WHAT THE TASK ASKS -> Wherever the word "Jiuxianghe" appears in the entries, copy the whole line.

RECORD EXCERPTS ->
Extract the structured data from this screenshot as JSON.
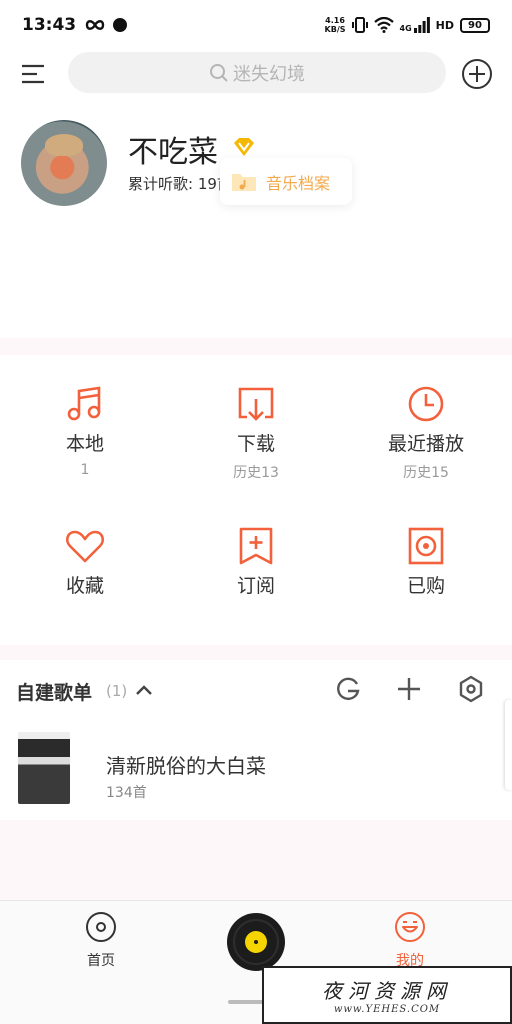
{
  "status_bar": {
    "time": "13:43",
    "net_speed_value": "4.16",
    "net_speed_unit": "KB/S",
    "signal_label": "4G",
    "hd_label": "HD",
    "battery": "90"
  },
  "search": {
    "placeholder": "迷失幻境"
  },
  "profile": {
    "username": "不吃菜",
    "listen_stats": "累计听歌: 19首",
    "archive_label": "音乐档案"
  },
  "grid": [
    {
      "label": "本地",
      "sub": "1"
    },
    {
      "label": "下载",
      "sub": "历史13"
    },
    {
      "label": "最近播放",
      "sub": "历史15"
    },
    {
      "label": "收藏",
      "sub": ""
    },
    {
      "label": "订阅",
      "sub": ""
    },
    {
      "label": "已购",
      "sub": ""
    }
  ],
  "playlists": {
    "title": "自建歌单",
    "count": "(1)",
    "items": [
      {
        "name": "清新脱俗的大白菜",
        "meta": "134首"
      }
    ]
  },
  "bottom_nav": {
    "home_label": "首页",
    "mine_label": "我的"
  },
  "watermark": {
    "title": "夜河资源网",
    "url": "www.YEHES.COM"
  },
  "colors": {
    "accent": "#f2613b",
    "orange": "#f3a94d",
    "gold": "#f5b800"
  }
}
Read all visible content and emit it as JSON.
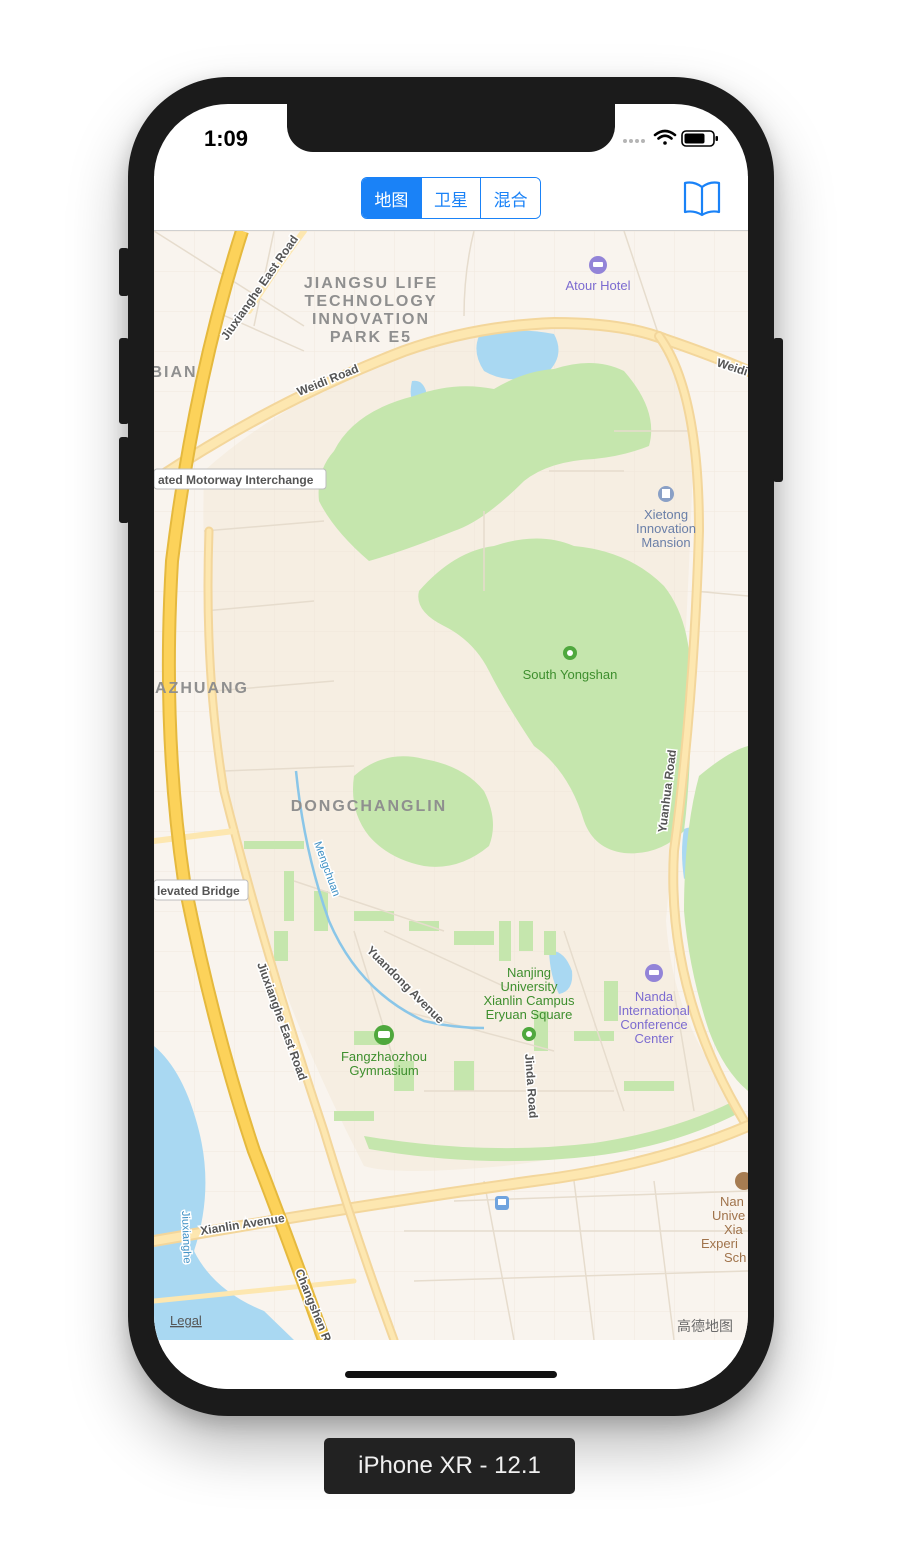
{
  "status_bar": {
    "time": "1:09"
  },
  "segmented_control": {
    "items": [
      "地图",
      "卫星",
      "混合"
    ],
    "selected": "地图"
  },
  "nav_right_icon": "book-icon",
  "colors": {
    "accent": "#1a82f7",
    "land": "#f9f4ee",
    "park": "#c5e6ad",
    "water": "#a9d8f2",
    "motorway": "#fcd25a",
    "major_road": "#fde7b0",
    "building": "#f6eee2",
    "poi_green": "#4fa83d",
    "poi_purple": "#9384d8"
  },
  "map": {
    "district_labels": {
      "jiangsu_life": [
        "JIANGSU LIFE",
        "TECHNOLOGY",
        "INNOVATION",
        "PARK E5"
      ],
      "bian": "BIAN",
      "azhuang": "AZHUANG",
      "dongchanglin": "DONGCHANGLIN"
    },
    "road_labels": {
      "jiuxianghe_north": "Jiuxianghe East Road",
      "weidi_west": "Weidi Road",
      "weidi_east": "Weidi",
      "yuanhua": "Yuanhua Road",
      "jiuxianghe_south": "Jiuxianghe East Road",
      "xianlin": "Xianlin Avenue",
      "changshen": "Changshen R",
      "jinda": "Jinda Road",
      "yuandong": "Yuandong Avenue",
      "mengchuan": "Mengchuan",
      "jiuxianghe_river": "Jiuxianghe"
    },
    "callouts": {
      "motorway": "ated Motorway Interchange",
      "bridge": "levated Bridge"
    },
    "pois": {
      "atour": "Atour Hotel",
      "xietong": [
        "Xietong",
        "Innovation",
        "Mansion"
      ],
      "south_yongshan": "South Yongshan",
      "nanjing_university": [
        "Nanjing",
        "University",
        "Xianlin Campus",
        "Eryuan Square"
      ],
      "nanda": [
        "Nanda",
        "International",
        "Conference",
        "Center"
      ],
      "fangzhaozhou": [
        "Fangzhaozhou",
        "Gymnasium"
      ],
      "nanjing_school": [
        "Nan",
        "Unive",
        "Xia",
        "Experi",
        "Sch"
      ]
    },
    "legal": "Legal",
    "attribution": "高德地图"
  },
  "device_label": "iPhone XR - 12.1"
}
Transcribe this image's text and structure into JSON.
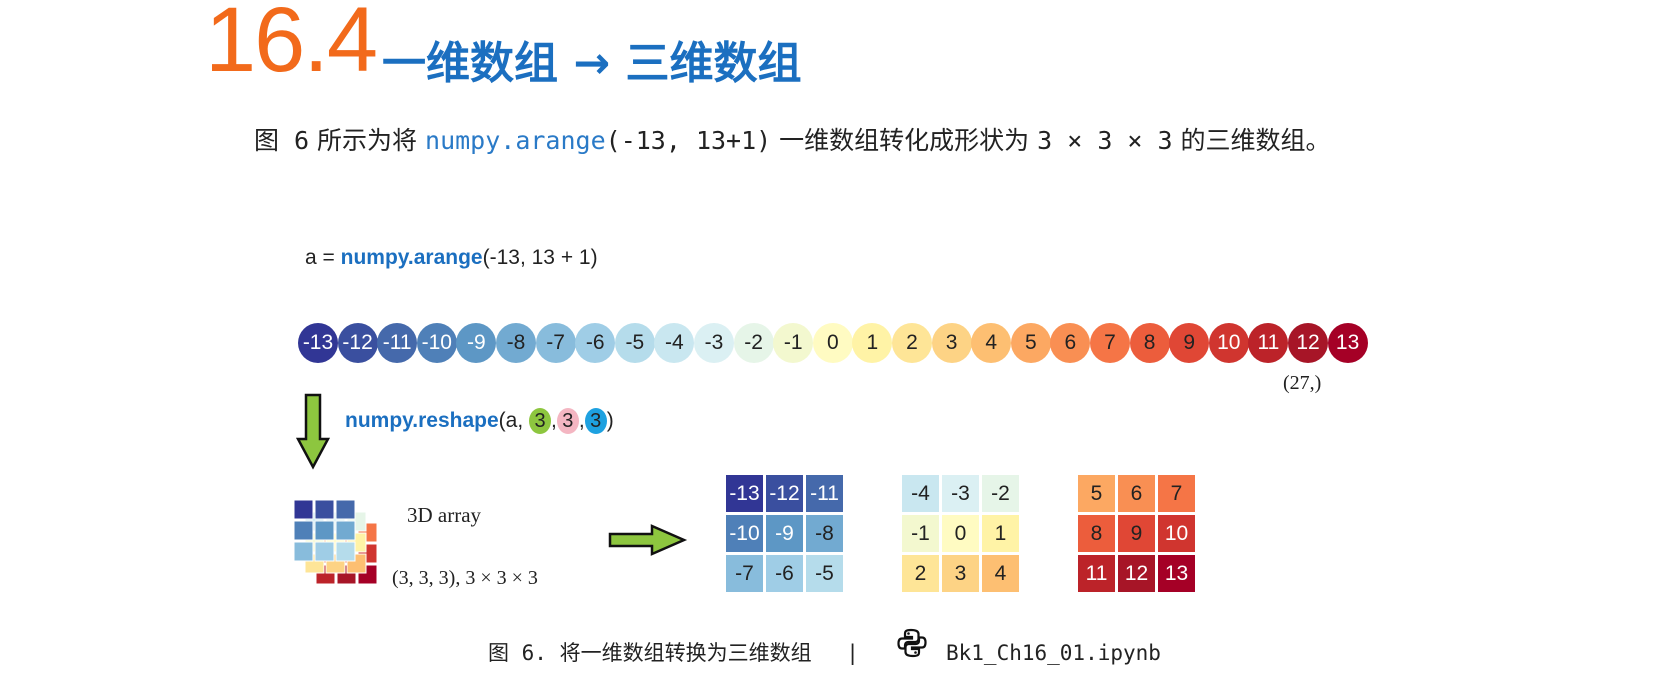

PROBLEM SOLUTION ->
      "jiuxianghe_north": "Jiuxianghe East Road",
      "jiuxianghe_south": "Jiuxianghe East Road",
      "jiuxianghe_river": "Jiuxianghe"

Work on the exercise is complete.